**Task goal**
Provide an exact copy of the data, excluding the images.

++++ Material to process ++++

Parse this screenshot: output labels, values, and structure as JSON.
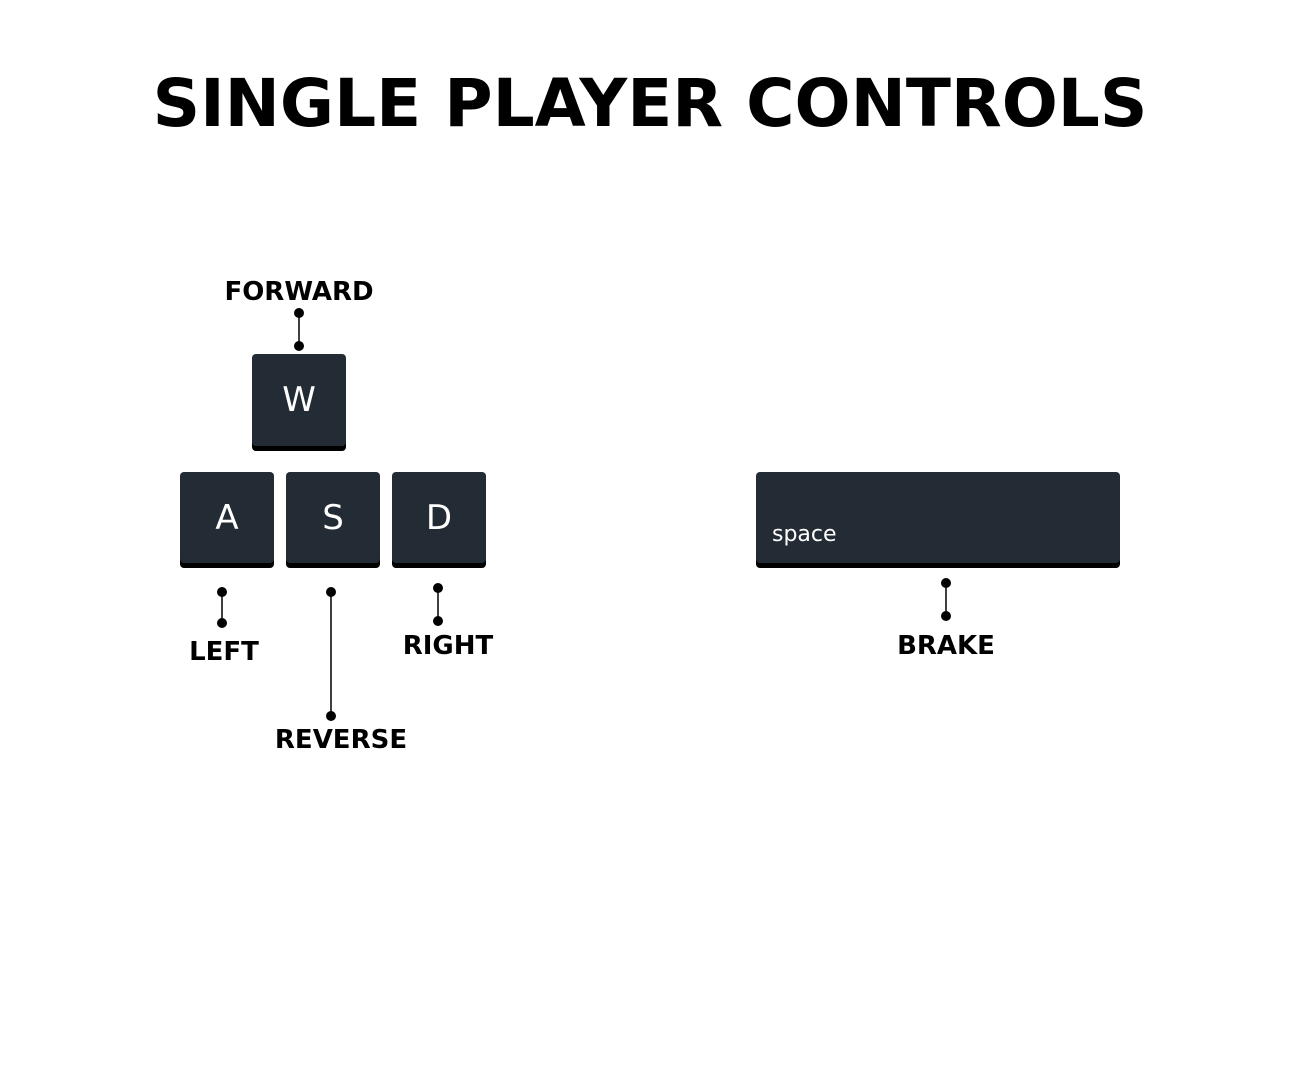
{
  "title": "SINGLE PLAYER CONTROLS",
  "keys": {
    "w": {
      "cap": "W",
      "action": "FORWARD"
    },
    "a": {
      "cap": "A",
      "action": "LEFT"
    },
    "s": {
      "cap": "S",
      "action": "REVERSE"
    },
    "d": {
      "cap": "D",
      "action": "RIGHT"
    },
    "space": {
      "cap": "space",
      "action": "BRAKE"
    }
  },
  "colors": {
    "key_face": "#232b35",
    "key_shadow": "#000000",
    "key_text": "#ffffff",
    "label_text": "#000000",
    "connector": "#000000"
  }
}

++++

**Answer in full**
Parse this screenshot: output labels, values, and structure as JSON.
{
  "title": "SINGLE PLAYER CONTROLS",
  "keys": {
    "w": {
      "cap": "W",
      "action": "FORWARD"
    },
    "a": {
      "cap": "A",
      "action": "LEFT"
    },
    "s": {
      "cap": "S",
      "action": "REVERSE"
    },
    "d": {
      "cap": "D",
      "action": "RIGHT"
    },
    "space": {
      "cap": "space",
      "action": "BRAKE"
    }
  },
  "colors": {
    "key_face": "#232b35",
    "key_shadow": "#000000",
    "key_text": "#ffffff",
    "label_text": "#000000",
    "connector": "#000000"
  }
}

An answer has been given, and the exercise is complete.